WHAT THIS TASK INVOLVES:
What follows is a listing; restate every line of it word for word.
══════
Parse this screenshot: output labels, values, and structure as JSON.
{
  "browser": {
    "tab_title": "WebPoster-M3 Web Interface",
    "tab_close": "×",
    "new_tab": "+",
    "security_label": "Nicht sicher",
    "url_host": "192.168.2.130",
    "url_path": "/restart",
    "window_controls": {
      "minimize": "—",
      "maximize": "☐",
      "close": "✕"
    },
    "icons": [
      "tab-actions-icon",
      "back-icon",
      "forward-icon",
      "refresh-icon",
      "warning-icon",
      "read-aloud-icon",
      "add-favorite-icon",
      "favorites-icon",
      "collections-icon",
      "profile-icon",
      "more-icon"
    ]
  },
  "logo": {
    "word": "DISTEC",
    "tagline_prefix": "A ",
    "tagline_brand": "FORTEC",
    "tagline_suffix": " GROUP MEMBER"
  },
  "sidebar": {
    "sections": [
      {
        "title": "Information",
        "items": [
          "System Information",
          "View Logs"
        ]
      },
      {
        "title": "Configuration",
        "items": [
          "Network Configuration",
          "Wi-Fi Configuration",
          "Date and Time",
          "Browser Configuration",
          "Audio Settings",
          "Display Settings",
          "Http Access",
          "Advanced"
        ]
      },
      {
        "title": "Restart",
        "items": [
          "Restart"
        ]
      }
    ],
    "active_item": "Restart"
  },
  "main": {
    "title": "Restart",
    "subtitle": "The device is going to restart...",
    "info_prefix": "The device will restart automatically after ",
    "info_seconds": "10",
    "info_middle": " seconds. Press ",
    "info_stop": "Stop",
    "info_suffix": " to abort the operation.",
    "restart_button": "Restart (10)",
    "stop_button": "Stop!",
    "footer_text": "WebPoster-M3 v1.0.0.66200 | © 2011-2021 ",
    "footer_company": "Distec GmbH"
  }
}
══════
OUTPUT OF THE TASK:
Parse this screenshot: output labels, values, and structure as JSON.
{
  "browser": {
    "tab_title": "WebPoster-M3 Web Interface",
    "tab_close": "×",
    "new_tab": "+",
    "security_label": "Nicht sicher",
    "url_host": "192.168.2.130",
    "url_path": "/restart",
    "window_controls": {
      "minimize": "—",
      "maximize": "☐",
      "close": "✕"
    },
    "icons": [
      "tab-actions-icon",
      "back-icon",
      "forward-icon",
      "refresh-icon",
      "warning-icon",
      "read-aloud-icon",
      "add-favorite-icon",
      "favorites-icon",
      "collections-icon",
      "profile-icon",
      "more-icon"
    ]
  },
  "logo": {
    "word": "DISTEC",
    "tagline_prefix": "A ",
    "tagline_brand": "FORTEC",
    "tagline_suffix": " GROUP MEMBER"
  },
  "sidebar": {
    "sections": [
      {
        "title": "Information",
        "items": [
          "System Information",
          "View Logs"
        ]
      },
      {
        "title": "Configuration",
        "items": [
          "Network Configuration",
          "Wi-Fi Configuration",
          "Date and Time",
          "Browser Configuration",
          "Audio Settings",
          "Display Settings",
          "Http Access",
          "Advanced"
        ]
      },
      {
        "title": "Restart",
        "items": [
          "Restart"
        ]
      }
    ],
    "active_item": "Restart"
  },
  "main": {
    "title": "Restart",
    "subtitle": "The device is going to restart...",
    "info_prefix": "The device will restart automatically after ",
    "info_seconds": "10",
    "info_middle": " seconds. Press ",
    "info_stop": "Stop",
    "info_suffix": " to abort the operation.",
    "restart_button": "Restart (10)",
    "stop_button": "Stop!",
    "footer_text": "WebPoster-M3 v1.0.0.66200 | © 2011-2021 ",
    "footer_company": "Distec GmbH"
  }
}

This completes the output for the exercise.